__Stated problem__: Write out the listing in full, matching it word for word.

-------

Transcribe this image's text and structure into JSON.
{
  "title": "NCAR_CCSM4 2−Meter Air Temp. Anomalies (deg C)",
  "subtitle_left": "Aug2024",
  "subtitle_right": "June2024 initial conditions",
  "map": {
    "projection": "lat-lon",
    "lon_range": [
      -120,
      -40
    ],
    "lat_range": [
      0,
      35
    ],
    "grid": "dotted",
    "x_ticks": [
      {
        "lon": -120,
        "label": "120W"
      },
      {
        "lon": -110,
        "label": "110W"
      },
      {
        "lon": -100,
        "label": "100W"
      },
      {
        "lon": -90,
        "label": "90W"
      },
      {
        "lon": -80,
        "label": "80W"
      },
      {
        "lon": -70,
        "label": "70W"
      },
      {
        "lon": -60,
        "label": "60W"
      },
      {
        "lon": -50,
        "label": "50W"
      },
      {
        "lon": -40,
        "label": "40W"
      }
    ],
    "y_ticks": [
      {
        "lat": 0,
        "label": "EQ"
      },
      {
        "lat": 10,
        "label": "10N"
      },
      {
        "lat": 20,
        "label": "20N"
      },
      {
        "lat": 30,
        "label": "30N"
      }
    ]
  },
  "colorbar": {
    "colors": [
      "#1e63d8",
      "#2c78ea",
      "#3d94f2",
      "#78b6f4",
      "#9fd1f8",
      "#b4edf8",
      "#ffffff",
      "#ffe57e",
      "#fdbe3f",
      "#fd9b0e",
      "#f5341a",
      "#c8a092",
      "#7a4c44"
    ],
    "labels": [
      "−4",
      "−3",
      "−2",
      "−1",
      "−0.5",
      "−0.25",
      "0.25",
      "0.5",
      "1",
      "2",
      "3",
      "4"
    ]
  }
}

-------

__Worked answer__:
Transcribe this image's text and structure into JSON.
{
  "title": "NCAR_CCSM4 2−Meter Air Temp. Anomalies (deg C)",
  "subtitle_left": "Aug2024",
  "subtitle_right": "June2024 initial conditions",
  "map": {
    "projection": "lat-lon",
    "lon_range": [
      -120,
      -40
    ],
    "lat_range": [
      0,
      35
    ],
    "grid": "dotted",
    "x_ticks": [
      {
        "lon": -120,
        "label": "120W"
      },
      {
        "lon": -110,
        "label": "110W"
      },
      {
        "lon": -100,
        "label": "100W"
      },
      {
        "lon": -90,
        "label": "90W"
      },
      {
        "lon": -80,
        "label": "80W"
      },
      {
        "lon": -70,
        "label": "70W"
      },
      {
        "lon": -60,
        "label": "60W"
      },
      {
        "lon": -50,
        "label": "50W"
      },
      {
        "lon": -40,
        "label": "40W"
      }
    ],
    "y_ticks": [
      {
        "lat": 0,
        "label": "EQ"
      },
      {
        "lat": 10,
        "label": "10N"
      },
      {
        "lat": 20,
        "label": "20N"
      },
      {
        "lat": 30,
        "label": "30N"
      }
    ]
  },
  "colorbar": {
    "colors": [
      "#1e63d8",
      "#2c78ea",
      "#3d94f2",
      "#78b6f4",
      "#9fd1f8",
      "#b4edf8",
      "#ffffff",
      "#ffe57e",
      "#fdbe3f",
      "#fd9b0e",
      "#f5341a",
      "#c8a092",
      "#7a4c44"
    ],
    "labels": [
      "−4",
      "−3",
      "−2",
      "−1",
      "−0.5",
      "−0.25",
      "0.25",
      "0.5",
      "1",
      "2",
      "3",
      "4"
    ]
  }
}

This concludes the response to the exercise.